## Exercise description
Extract every line of the material below and reproduce it faithfully.

## Material for the task

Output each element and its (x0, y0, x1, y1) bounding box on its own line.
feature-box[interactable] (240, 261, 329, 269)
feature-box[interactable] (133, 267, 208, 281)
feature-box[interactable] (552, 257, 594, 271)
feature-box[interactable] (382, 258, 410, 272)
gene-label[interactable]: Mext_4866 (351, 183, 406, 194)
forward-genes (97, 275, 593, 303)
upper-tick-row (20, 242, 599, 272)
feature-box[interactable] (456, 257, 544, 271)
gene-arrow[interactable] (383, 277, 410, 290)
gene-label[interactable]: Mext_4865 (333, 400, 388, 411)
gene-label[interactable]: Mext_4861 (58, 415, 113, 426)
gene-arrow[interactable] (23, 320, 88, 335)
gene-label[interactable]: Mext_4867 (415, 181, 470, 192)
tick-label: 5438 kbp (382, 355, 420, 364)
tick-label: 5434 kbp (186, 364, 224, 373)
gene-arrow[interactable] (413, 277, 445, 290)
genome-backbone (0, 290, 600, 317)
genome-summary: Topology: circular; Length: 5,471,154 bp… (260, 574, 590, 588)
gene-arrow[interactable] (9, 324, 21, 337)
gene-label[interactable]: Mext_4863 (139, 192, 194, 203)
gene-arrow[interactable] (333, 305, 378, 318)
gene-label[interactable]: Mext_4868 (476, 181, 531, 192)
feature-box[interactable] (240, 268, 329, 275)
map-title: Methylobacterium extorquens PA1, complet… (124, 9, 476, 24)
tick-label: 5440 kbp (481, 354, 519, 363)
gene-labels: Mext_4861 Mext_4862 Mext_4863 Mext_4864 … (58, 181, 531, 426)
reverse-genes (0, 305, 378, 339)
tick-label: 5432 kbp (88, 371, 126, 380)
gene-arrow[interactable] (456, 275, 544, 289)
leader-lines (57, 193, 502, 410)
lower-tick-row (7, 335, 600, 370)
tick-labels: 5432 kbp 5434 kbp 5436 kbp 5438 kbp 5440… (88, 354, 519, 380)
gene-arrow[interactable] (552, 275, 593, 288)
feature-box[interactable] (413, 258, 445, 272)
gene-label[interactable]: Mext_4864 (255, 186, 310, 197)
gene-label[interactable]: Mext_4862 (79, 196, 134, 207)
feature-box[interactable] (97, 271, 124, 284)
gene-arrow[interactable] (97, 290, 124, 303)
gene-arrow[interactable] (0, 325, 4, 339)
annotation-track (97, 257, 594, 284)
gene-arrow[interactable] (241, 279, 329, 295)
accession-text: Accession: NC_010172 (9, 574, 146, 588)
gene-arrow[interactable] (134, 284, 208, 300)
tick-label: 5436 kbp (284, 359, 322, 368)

## Task result
Output each element and its (x0, y0, x1, y1) bounding box on its own line.
feature-box[interactable] (240, 261, 329, 269)
feature-box[interactable] (133, 267, 208, 281)
feature-box[interactable] (552, 257, 594, 271)
feature-box[interactable] (382, 258, 410, 272)
gene-label[interactable]: Mext_4866 (351, 183, 406, 194)
forward-genes (97, 275, 593, 303)
upper-tick-row (20, 242, 599, 272)
feature-box[interactable] (456, 257, 544, 271)
gene-arrow[interactable] (383, 277, 410, 290)
gene-label[interactable]: Mext_4865 (333, 400, 388, 411)
gene-label[interactable]: Mext_4861 (58, 415, 113, 426)
gene-arrow[interactable] (23, 320, 88, 335)
gene-label[interactable]: Mext_4867 (415, 181, 470, 192)
tick-label: 5438 kbp (382, 355, 420, 364)
tick-label: 5434 kbp (186, 364, 224, 373)
gene-arrow[interactable] (413, 277, 445, 290)
genome-backbone (0, 290, 600, 317)
genome-summary: Topology: circular; Length: 5,471,154 bp… (260, 574, 590, 588)
gene-arrow[interactable] (9, 324, 21, 337)
gene-label[interactable]: Mext_4863 (139, 192, 194, 203)
gene-arrow[interactable] (333, 305, 378, 318)
gene-label[interactable]: Mext_4868 (476, 181, 531, 192)
feature-box[interactable] (240, 268, 329, 275)
map-title: Methylobacterium extorquens PA1, complet… (124, 9, 476, 24)
tick-label: 5440 kbp (481, 354, 519, 363)
gene-labels: Mext_4861 Mext_4862 Mext_4863 Mext_4864 … (58, 181, 531, 426)
reverse-genes (0, 305, 378, 339)
tick-label: 5432 kbp (88, 371, 126, 380)
gene-arrow[interactable] (456, 275, 544, 289)
leader-lines (57, 193, 502, 410)
lower-tick-row (7, 335, 600, 370)
tick-labels: 5432 kbp 5434 kbp 5436 kbp 5438 kbp 5440… (88, 354, 519, 380)
gene-arrow[interactable] (552, 275, 593, 288)
feature-box[interactable] (413, 258, 445, 272)
gene-label[interactable]: Mext_4864 (255, 186, 310, 197)
gene-label[interactable]: Mext_4862 (79, 196, 134, 207)
feature-box[interactable] (97, 271, 124, 284)
gene-arrow[interactable] (97, 290, 124, 303)
gene-arrow[interactable] (0, 325, 4, 339)
annotation-track (97, 257, 594, 284)
gene-arrow[interactable] (241, 279, 329, 295)
accession-text: Accession: NC_010172 (9, 574, 146, 588)
gene-arrow[interactable] (134, 284, 208, 300)
tick-label: 5436 kbp (284, 359, 322, 368)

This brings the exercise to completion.